→ TO DO
Examine the material below. Gather every line in which the string "produced" appears.

→ Collected data
== == ==

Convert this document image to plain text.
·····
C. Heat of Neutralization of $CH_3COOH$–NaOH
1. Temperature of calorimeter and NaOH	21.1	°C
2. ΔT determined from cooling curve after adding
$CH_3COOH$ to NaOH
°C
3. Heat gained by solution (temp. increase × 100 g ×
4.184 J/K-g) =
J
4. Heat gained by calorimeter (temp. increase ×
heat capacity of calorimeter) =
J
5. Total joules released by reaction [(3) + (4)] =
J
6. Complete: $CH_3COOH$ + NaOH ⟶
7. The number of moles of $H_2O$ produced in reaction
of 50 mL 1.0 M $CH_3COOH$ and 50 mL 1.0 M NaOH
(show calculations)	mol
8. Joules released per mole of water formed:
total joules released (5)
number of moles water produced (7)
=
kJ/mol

== == ==

→ EXERCISE OUTPUT
7. The number of moles of $H_2O$ produced in reaction
number of moles water produced (7)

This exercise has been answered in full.